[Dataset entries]
+ + + + +

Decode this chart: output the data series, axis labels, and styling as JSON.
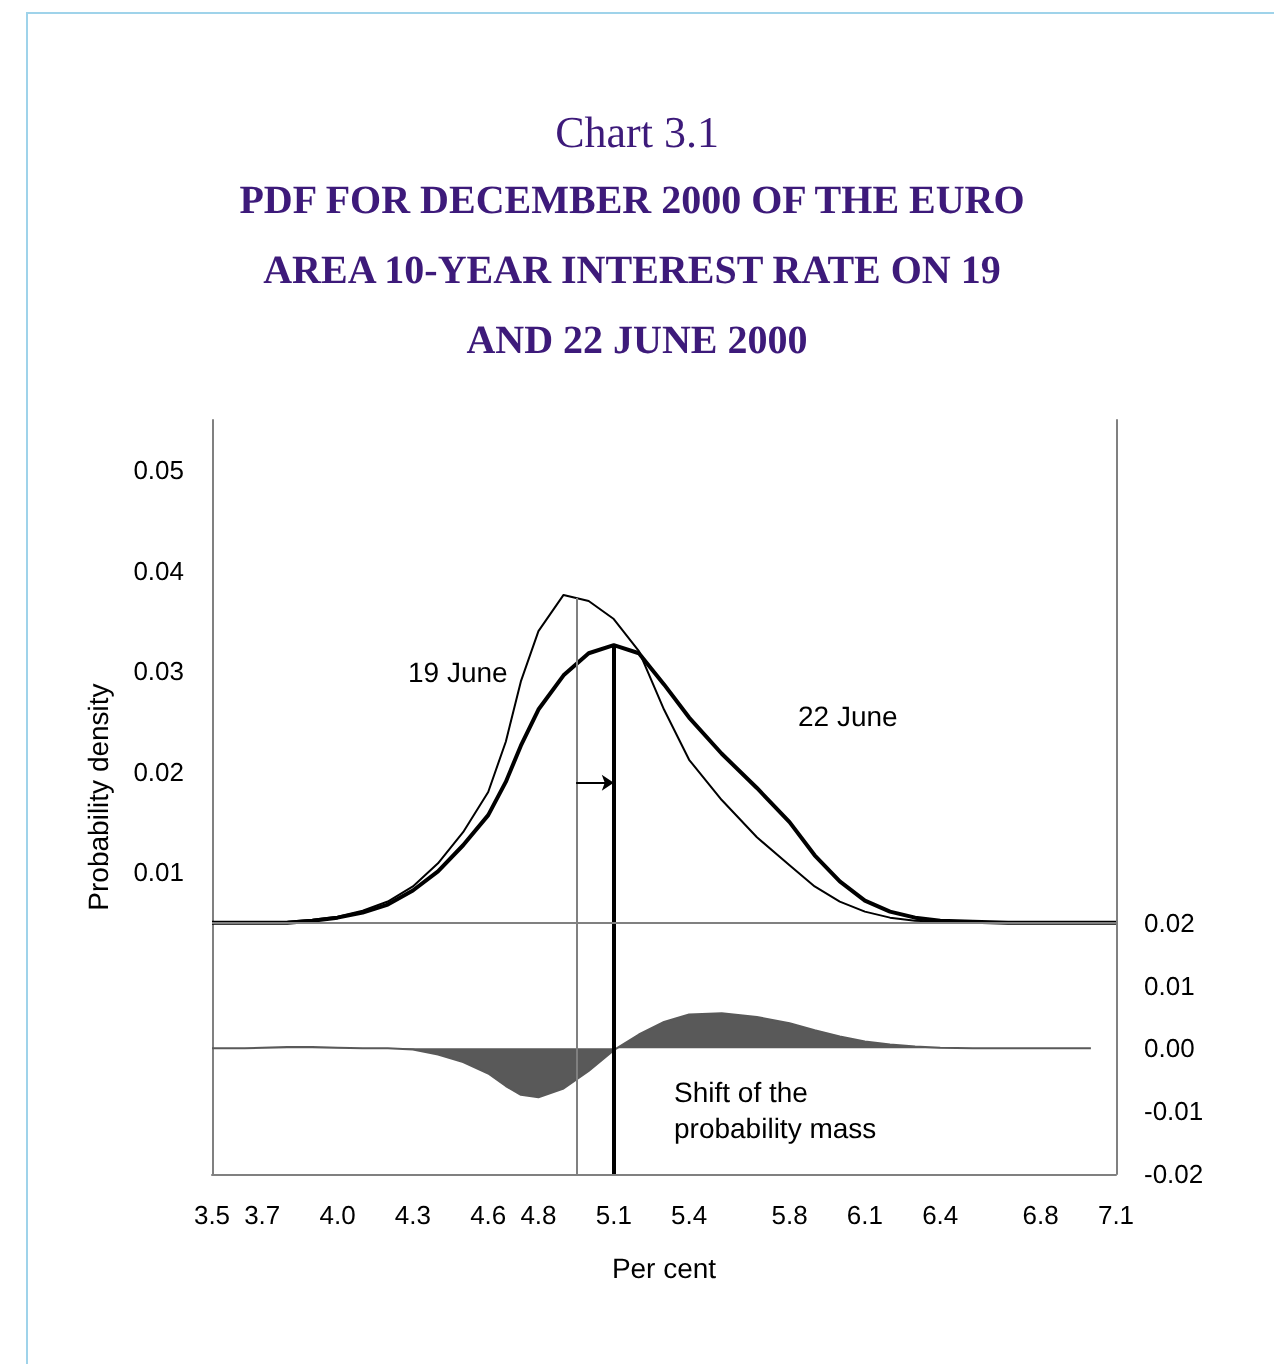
{
  "chart_data": {
    "type": "line",
    "title": "Chart 3.1",
    "subtitle": "PDF FOR DECEMBER 2000 OF THE EURO AREA 10-YEAR INTEREST RATE ON 19 AND 22 JUNE 2000",
    "xlabel": "Per cent",
    "ylabel": "Probability density",
    "x": [
      3.5,
      3.57,
      3.63,
      3.7,
      3.8,
      3.9,
      4.0,
      4.1,
      4.2,
      4.3,
      4.4,
      4.5,
      4.6,
      4.67,
      4.73,
      4.8,
      4.9,
      5.0,
      5.1,
      5.2,
      5.3,
      5.4,
      5.53,
      5.67,
      5.8,
      5.9,
      6.0,
      6.1,
      6.2,
      6.3,
      6.4,
      6.53,
      6.67,
      6.8,
      6.9,
      7.0,
      7.1
    ],
    "series": [
      {
        "color": "#000000",
        "values": [
          0.005,
          0.005,
          0.005,
          0.005,
          0.0051,
          0.0053,
          0.0056,
          0.0062,
          0.0071,
          0.0086,
          0.0109,
          0.014,
          0.018,
          0.023,
          0.029,
          0.034,
          0.0376,
          0.037,
          0.0352,
          0.032,
          0.0262,
          0.0212,
          0.0172,
          0.0135,
          0.0107,
          0.0086,
          0.0071,
          0.0061,
          0.0055,
          0.0052,
          0.0051,
          0.005,
          0.005,
          0.005,
          0.005,
          0.005,
          0.005
        ]
      },
      {
        "color": "#000000",
        "values": [
          0.005,
          0.005,
          0.005,
          0.005,
          0.005,
          0.0052,
          0.0055,
          0.006,
          0.0068,
          0.0082,
          0.0101,
          0.0127,
          0.0157,
          0.019,
          0.0226,
          0.0262,
          0.0296,
          0.0318,
          0.0326,
          0.0318,
          0.0287,
          0.0254,
          0.0218,
          0.0184,
          0.015,
          0.0117,
          0.0091,
          0.0072,
          0.0061,
          0.0055,
          0.0052,
          0.0051,
          0.005,
          0.005,
          0.005,
          0.005,
          0.005
        ]
      },
      {
        "type": "area",
        "axis": "y2",
        "color": "#595959",
        "x": [
          3.5,
          3.57,
          3.63,
          3.7,
          3.8,
          3.9,
          4.0,
          4.1,
          4.2,
          4.3,
          4.4,
          4.5,
          4.6,
          4.67,
          4.73,
          4.8,
          4.9,
          5.0,
          5.1,
          5.2,
          5.3,
          5.4,
          5.53,
          5.67,
          5.8,
          5.9,
          6.0,
          6.1,
          6.2,
          6.3,
          6.4,
          6.53,
          6.67,
          6.8,
          6.9,
          7.0
        ],
        "values": [
          0,
          0,
          0,
          0.0001,
          0.0002,
          0.0002,
          0.0001,
          0,
          0,
          -0.0002,
          -0.001,
          -0.0022,
          -0.004,
          -0.006,
          -0.0074,
          -0.0078,
          -0.0064,
          -0.0036,
          -0.0003,
          0.0022,
          0.0042,
          0.0054,
          0.0056,
          0.005,
          0.004,
          0.0029,
          0.0019,
          0.0011,
          0.0006,
          0.0003,
          0.0001,
          0,
          0,
          0,
          0,
          0
        ]
      }
    ],
    "xlim": [
      3.5,
      7.1
    ],
    "xticks": [
      3.5,
      3.7,
      {
        "value": 4.0,
        "label": "4.0"
      },
      4.3,
      4.6,
      4.8,
      5.1,
      5.4,
      5.8,
      6.1,
      6.4,
      6.8,
      7.1
    ],
    "ylim": [
      -0.02,
      0.055
    ],
    "yticks": [
      0.01,
      0.02,
      0.03,
      0.04,
      0.05
    ],
    "y2lim": [
      -0.02,
      0.1
    ],
    "y2ticks": [
      {
        "value": -0.02,
        "label": "-0.02"
      },
      {
        "value": -0.01,
        "label": "-0.01"
      },
      {
        "value": 0,
        "label": "0.00"
      },
      0.01,
      0.02
    ],
    "ref_lines": [
      {
        "axis": "x",
        "value": 4.95,
        "color": "#808080",
        "line_style": "solid"
      },
      {
        "axis": "x",
        "value": 5.1,
        "color": "#000000",
        "line_style": "solid"
      },
      {
        "axis": "y2",
        "value": 0.02,
        "color": "#808080",
        "line_style": "solid"
      }
    ],
    "annotations": [
      "19 June",
      "22 June",
      "Shift of the probability mass"
    ],
    "grid": false,
    "marker": "none",
    "line_style": "solid"
  }
}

+ + + + +

▶ _Task objective_: Keep the pictures out of the copy and return the rest of the data above exactly.

▶ _Exercise response_:
Decode this chart: output the data series, axis labels, and styling as JSON.
{
  "chart_data": {
    "type": "line",
    "title": "Chart 3.1",
    "subtitle": "PDF FOR DECEMBER 2000 OF THE EURO AREA 10-YEAR INTEREST RATE ON 19 AND 22 JUNE 2000",
    "xlabel": "Per cent",
    "ylabel": "Probability density",
    "x": [
      3.5,
      3.57,
      3.63,
      3.7,
      3.8,
      3.9,
      4.0,
      4.1,
      4.2,
      4.3,
      4.4,
      4.5,
      4.6,
      4.67,
      4.73,
      4.8,
      4.9,
      5.0,
      5.1,
      5.2,
      5.3,
      5.4,
      5.53,
      5.67,
      5.8,
      5.9,
      6.0,
      6.1,
      6.2,
      6.3,
      6.4,
      6.53,
      6.67,
      6.8,
      6.9,
      7.0,
      7.1
    ],
    "series": [
      {
        "color": "#000000",
        "values": [
          0.005,
          0.005,
          0.005,
          0.005,
          0.0051,
          0.0053,
          0.0056,
          0.0062,
          0.0071,
          0.0086,
          0.0109,
          0.014,
          0.018,
          0.023,
          0.029,
          0.034,
          0.0376,
          0.037,
          0.0352,
          0.032,
          0.0262,
          0.0212,
          0.0172,
          0.0135,
          0.0107,
          0.0086,
          0.0071,
          0.0061,
          0.0055,
          0.0052,
          0.0051,
          0.005,
          0.005,
          0.005,
          0.005,
          0.005,
          0.005
        ]
      },
      {
        "color": "#000000",
        "values": [
          0.005,
          0.005,
          0.005,
          0.005,
          0.005,
          0.0052,
          0.0055,
          0.006,
          0.0068,
          0.0082,
          0.0101,
          0.0127,
          0.0157,
          0.019,
          0.0226,
          0.0262,
          0.0296,
          0.0318,
          0.0326,
          0.0318,
          0.0287,
          0.0254,
          0.0218,
          0.0184,
          0.015,
          0.0117,
          0.0091,
          0.0072,
          0.0061,
          0.0055,
          0.0052,
          0.0051,
          0.005,
          0.005,
          0.005,
          0.005,
          0.005
        ]
      },
      {
        "type": "area",
        "axis": "y2",
        "color": "#595959",
        "x": [
          3.5,
          3.57,
          3.63,
          3.7,
          3.8,
          3.9,
          4.0,
          4.1,
          4.2,
          4.3,
          4.4,
          4.5,
          4.6,
          4.67,
          4.73,
          4.8,
          4.9,
          5.0,
          5.1,
          5.2,
          5.3,
          5.4,
          5.53,
          5.67,
          5.8,
          5.9,
          6.0,
          6.1,
          6.2,
          6.3,
          6.4,
          6.53,
          6.67,
          6.8,
          6.9,
          7.0
        ],
        "values": [
          0,
          0,
          0,
          0.0001,
          0.0002,
          0.0002,
          0.0001,
          0,
          0,
          -0.0002,
          -0.001,
          -0.0022,
          -0.004,
          -0.006,
          -0.0074,
          -0.0078,
          -0.0064,
          -0.0036,
          -0.0003,
          0.0022,
          0.0042,
          0.0054,
          0.0056,
          0.005,
          0.004,
          0.0029,
          0.0019,
          0.0011,
          0.0006,
          0.0003,
          0.0001,
          0,
          0,
          0,
          0,
          0
        ]
      }
    ],
    "xlim": [
      3.5,
      7.1
    ],
    "xticks": [
      3.5,
      3.7,
      {
        "value": 4.0,
        "label": "4.0"
      },
      4.3,
      4.6,
      4.8,
      5.1,
      5.4,
      5.8,
      6.1,
      6.4,
      6.8,
      7.1
    ],
    "ylim": [
      -0.02,
      0.055
    ],
    "yticks": [
      0.01,
      0.02,
      0.03,
      0.04,
      0.05
    ],
    "y2lim": [
      -0.02,
      0.1
    ],
    "y2ticks": [
      {
        "value": -0.02,
        "label": "-0.02"
      },
      {
        "value": -0.01,
        "label": "-0.01"
      },
      {
        "value": 0,
        "label": "0.00"
      },
      0.01,
      0.02
    ],
    "ref_lines": [
      {
        "axis": "x",
        "value": 4.95,
        "color": "#808080",
        "line_style": "solid"
      },
      {
        "axis": "x",
        "value": 5.1,
        "color": "#000000",
        "line_style": "solid"
      },
      {
        "axis": "y2",
        "value": 0.02,
        "color": "#808080",
        "line_style": "solid"
      }
    ],
    "annotations": [
      "19 June",
      "22 June",
      "Shift of the probability mass"
    ],
    "grid": false,
    "marker": "none",
    "line_style": "solid"
  }
}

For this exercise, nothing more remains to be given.